| Instructions for the task |
Lay out the items from the line containing "search-dropdown-button[interactable]: 🔍▾ —" to the line containing "ie-icon — [72, 40, 86, 54]", both included, as a Markdown table with the columns No. and Entry. Number each row and omit any blank lines.

| Given data |

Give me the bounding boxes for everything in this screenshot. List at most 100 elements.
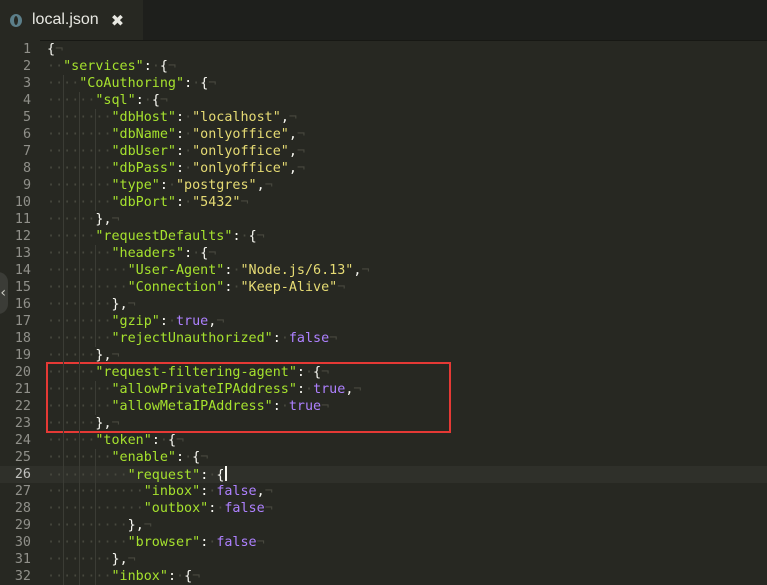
code-line[interactable]: 18 ········"rejectUnauthorized":·false¬ [0, 330, 767, 347]
line-number: 9 [22, 178, 31, 193]
code-line[interactable]: 26 ··········"request":·{ [0, 466, 767, 483]
code-line[interactable]: 24 ······"token":·{¬ [0, 432, 767, 449]
code-line[interactable]: 8 ········"dbPass":·"onlyoffice",¬ [0, 160, 767, 177]
line-number: 26 [14, 467, 31, 482]
code-text: ········"type":·"postgres",¬ [47, 178, 273, 193]
code-text: ········},¬ [47, 297, 136, 312]
line-number: 27 [14, 484, 31, 499]
line-number: 5 [22, 110, 31, 125]
code-text: {¬ [47, 42, 64, 57]
code-line[interactable]: 25 ········"enable":·{¬ [0, 449, 767, 466]
code-text: ······},¬ [47, 212, 120, 227]
line-number: 22 [14, 399, 31, 414]
line-number: 31 [14, 552, 31, 567]
code-text: ········"dbUser":·"onlyoffice",¬ [47, 144, 305, 159]
code-line[interactable]: 13 ········"headers":·{¬ [0, 245, 767, 262]
indent-guide [79, 92, 80, 585]
code-text: ········"enable":·{¬ [47, 450, 209, 465]
line-number: 20 [14, 365, 31, 380]
code-line[interactable]: 30 ··········"browser":·false¬ [0, 534, 767, 551]
line-number: 23 [14, 416, 31, 431]
line-number: 28 [14, 501, 31, 516]
line-number: 6 [22, 127, 31, 142]
code-editor[interactable]: 1 {¬ 2 ··"services":·{¬ 3 ····"CoAuthoring":·… [0, 40, 767, 585]
line-number: 17 [14, 314, 31, 329]
line-number: 30 [14, 535, 31, 550]
code-text: ········"dbHost":·"localhost",¬ [47, 110, 297, 125]
code-text: ········"rejectUnauthorized":·false¬ [47, 331, 338, 346]
code-text: ········"headers":·{¬ [47, 246, 217, 261]
code-line[interactable]: 27 ············"inbox":·false,¬ [0, 483, 767, 500]
code-line[interactable]: 32 ········"inbox":·{¬ [0, 568, 767, 585]
code-line[interactable]: 4 ······"sql":·{¬ [0, 92, 767, 109]
line-number: 11 [14, 212, 31, 227]
line-number: 29 [14, 518, 31, 533]
code-line[interactable]: 23 ······},¬ [0, 415, 767, 432]
line-number: 8 [22, 161, 31, 176]
code-line[interactable]: 21 ········"allowPrivateIPAddress":·true,… [0, 381, 767, 398]
code-line[interactable]: 28 ············"outbox":·false¬ [0, 500, 767, 517]
code-text: ········"gzip":·true,¬ [47, 314, 225, 329]
line-number: 18 [14, 331, 31, 346]
line-number: 2 [22, 59, 31, 74]
code-line[interactable]: 12 ······"requestDefaults":·{¬ [0, 228, 767, 245]
code-line[interactable]: 16 ········},¬ [0, 296, 767, 313]
code-line[interactable]: 29 ··········},¬ [0, 517, 767, 534]
line-number: 21 [14, 382, 31, 397]
json-file-icon [10, 13, 22, 27]
code-text: ········"dbName":·"onlyoffice",¬ [47, 127, 305, 142]
code-line[interactable]: 6 ········"dbName":·"onlyoffice",¬ [0, 126, 767, 143]
code-text: ····"CoAuthoring":·{¬ [47, 76, 217, 91]
code-text: ········"allowMetaIPAddress":·true¬ [47, 399, 330, 414]
code-line[interactable]: 31 ········},¬ [0, 551, 767, 568]
code-line[interactable]: 17 ········"gzip":·true,¬ [0, 313, 767, 330]
code-text: ············"inbox":·false,¬ [47, 484, 273, 499]
code-text: ········"dbPass":·"onlyoffice",¬ [47, 161, 305, 176]
code-line[interactable]: 1 {¬ [0, 41, 767, 58]
code-text: ······"request-filtering-agent":·{¬ [47, 365, 330, 380]
indent-guide [95, 381, 96, 415]
tab-local-json[interactable]: local.json ✖ [0, 0, 143, 40]
line-number: 13 [14, 246, 31, 261]
code-text: ······},¬ [47, 348, 120, 363]
tab-title: local.json [32, 11, 99, 28]
line-number: 32 [14, 569, 31, 584]
code-text: ········"dbPort":·"5432"¬ [47, 195, 249, 210]
code-line[interactable]: 2 ··"services":·{¬ [0, 58, 767, 75]
code-line[interactable]: 14 ··········"User-Agent":·"Node.js/6.13"… [0, 262, 767, 279]
code-line[interactable]: 5 ········"dbHost":·"localhost",¬ [0, 109, 767, 126]
line-number: 4 [22, 93, 31, 108]
text-cursor [225, 466, 228, 481]
line-number: 25 [14, 450, 31, 465]
code-line[interactable]: 19 ······},¬ [0, 347, 767, 364]
code-line[interactable]: 11 ······},¬ [0, 211, 767, 228]
line-number: 1 [22, 42, 31, 57]
line-number: 7 [22, 144, 31, 159]
code-line[interactable]: 10 ········"dbPort":·"5432"¬ [0, 194, 767, 211]
code-text: ······"sql":·{¬ [47, 93, 168, 108]
indent-guide [95, 109, 96, 211]
line-number: 24 [14, 433, 31, 448]
indent-guide [95, 245, 96, 347]
code-line[interactable]: 15 ··········"Connection":·"Keep-Alive"¬ [0, 279, 767, 296]
code-text: ······"token":·{¬ [47, 433, 185, 448]
code-text: ········"inbox":·{¬ [47, 569, 201, 584]
code-text: ············"outbox":·false¬ [47, 501, 273, 516]
indent-guide [63, 75, 64, 585]
code-line[interactable]: 9 ········"type":·"postgres",¬ [0, 177, 767, 194]
tab-bar: local.json ✖ [0, 0, 767, 41]
code-text: ··········"Connection":·"Keep-Alive"¬ [47, 280, 346, 295]
collapse-panel-handle[interactable]: ‹ [0, 272, 8, 314]
code-text: ··········"request":·{ [47, 466, 228, 484]
code-text: ········},¬ [47, 552, 136, 567]
code-line[interactable]: 3 ····"CoAuthoring":·{¬ [0, 75, 767, 92]
line-number: 12 [14, 229, 31, 244]
code-line[interactable]: 7 ········"dbUser":·"onlyoffice",¬ [0, 143, 767, 160]
indent-guide [95, 449, 96, 585]
chevron-left-icon: ‹ [0, 285, 6, 301]
code-text: ··"services":·{¬ [47, 59, 176, 74]
code-line[interactable]: 20 ······"request-filtering-agent":·{¬ [0, 364, 767, 381]
code-line[interactable]: 22 ········"allowMetaIPAddress":·true¬ [0, 398, 767, 415]
code-text: ······},¬ [47, 416, 120, 431]
close-icon[interactable]: ✖ [111, 11, 124, 30]
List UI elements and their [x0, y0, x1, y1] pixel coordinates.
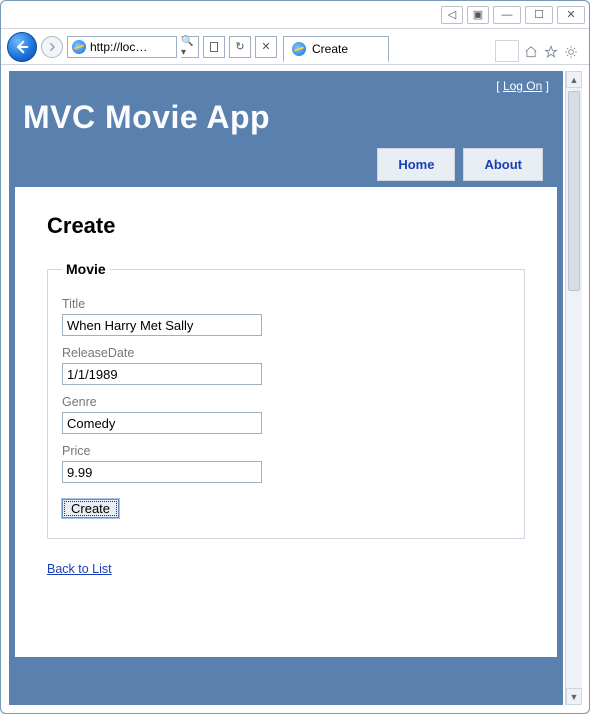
search-dropdown-button[interactable]: 🔍▾ — [181, 36, 199, 58]
window-titlebar: ◁ ▣ — ☐ ✕ — [1, 1, 589, 29]
favorites-box[interactable] — [495, 40, 519, 62]
site-title: MVC Movie App — [23, 99, 549, 136]
scroll-thumb[interactable] — [568, 91, 580, 291]
ie-icon — [72, 40, 86, 54]
address-bar[interactable]: http://loc… — [67, 36, 177, 58]
field-price: Price — [62, 444, 510, 483]
arrow-right-icon — [47, 42, 57, 52]
forward-button[interactable] — [41, 36, 63, 58]
site-header: [ Log On ] MVC Movie App Home About — [9, 71, 563, 181]
field-releasedate: ReleaseDate — [62, 346, 510, 385]
releasedate-label: ReleaseDate — [62, 346, 510, 360]
scroll-up-button[interactable]: ▲ — [566, 71, 582, 88]
favorites-icon-button[interactable] — [541, 42, 561, 62]
page-heading: Create — [47, 213, 525, 239]
genre-input[interactable] — [62, 412, 262, 434]
back-link-row: Back to List — [47, 561, 525, 576]
logon-link[interactable]: Log On — [503, 79, 542, 93]
price-input[interactable] — [62, 461, 262, 483]
page-viewport: [ Log On ] MVC Movie App Home About Crea… — [9, 71, 563, 705]
releasedate-input[interactable] — [62, 363, 262, 385]
minimize-button[interactable]: — — [493, 6, 521, 24]
field-title: Title — [62, 297, 510, 336]
star-icon — [544, 45, 558, 59]
bracket-open: [ — [496, 79, 503, 93]
home-icon — [524, 45, 538, 59]
gear-icon — [564, 45, 578, 59]
bracket-close: ] — [542, 79, 549, 93]
ie-icon — [292, 42, 306, 56]
tab-strip: Create — [201, 34, 581, 62]
nav-tabs: Home About — [23, 148, 549, 181]
nav-about[interactable]: About — [463, 148, 543, 181]
tab-title: Create — [312, 42, 348, 56]
fieldset-legend: Movie — [62, 261, 110, 277]
back-to-list-link[interactable]: Back to List — [47, 562, 112, 576]
address-text: http://loc… — [90, 40, 147, 54]
movie-fieldset: Movie Title ReleaseDate Genre Price — [47, 261, 525, 539]
price-label: Price — [62, 444, 510, 458]
title-label: Title — [62, 297, 510, 311]
arrow-left-icon — [14, 39, 30, 55]
create-button[interactable]: Create — [62, 499, 119, 518]
title-input[interactable] — [62, 314, 262, 336]
browser-tab-create[interactable]: Create — [283, 36, 389, 62]
browser-window: ◁ ▣ — ☐ ✕ http://loc… 🔍▾ ↻ ✕ Create — [0, 0, 590, 714]
logon-area: [ Log On ] — [23, 73, 549, 93]
maximize-button[interactable]: ☐ — [525, 6, 553, 24]
home-icon-button[interactable] — [521, 42, 541, 62]
genre-label: Genre — [62, 395, 510, 409]
caret-left-button[interactable]: ◁ — [441, 6, 463, 24]
tools-icon-button[interactable] — [561, 42, 581, 62]
scroll-down-button[interactable]: ▼ — [566, 688, 582, 705]
back-button[interactable] — [7, 32, 37, 62]
caret-right-button[interactable]: ▣ — [467, 6, 489, 24]
close-button[interactable]: ✕ — [557, 6, 585, 24]
main-content: Create Movie Title ReleaseDate Genre Pri… — [15, 187, 557, 657]
submit-row: Create — [62, 499, 510, 518]
nav-home[interactable]: Home — [377, 148, 455, 181]
vertical-scrollbar[interactable]: ▲ ▼ — [565, 71, 582, 705]
field-genre: Genre — [62, 395, 510, 434]
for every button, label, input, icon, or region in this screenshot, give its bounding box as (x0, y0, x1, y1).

| The output |
| No. | Entry |
|---|---|
| 1 | search-dropdown-button[interactable]: 🔍▾ — [181, 36, 199, 58] |
| 2 | window-titlebar: ◁ ▣ — ☐ ✕ — [1, 1, 589, 29] |
| 3 | favorites-box[interactable] — [495, 40, 519, 62] |
| 4 | site-title: MVC Movie App — [23, 99, 549, 136] |
| 5 | scroll-thumb[interactable] — [568, 91, 580, 291] |
| 6 | ie-icon — [72, 40, 86, 54] |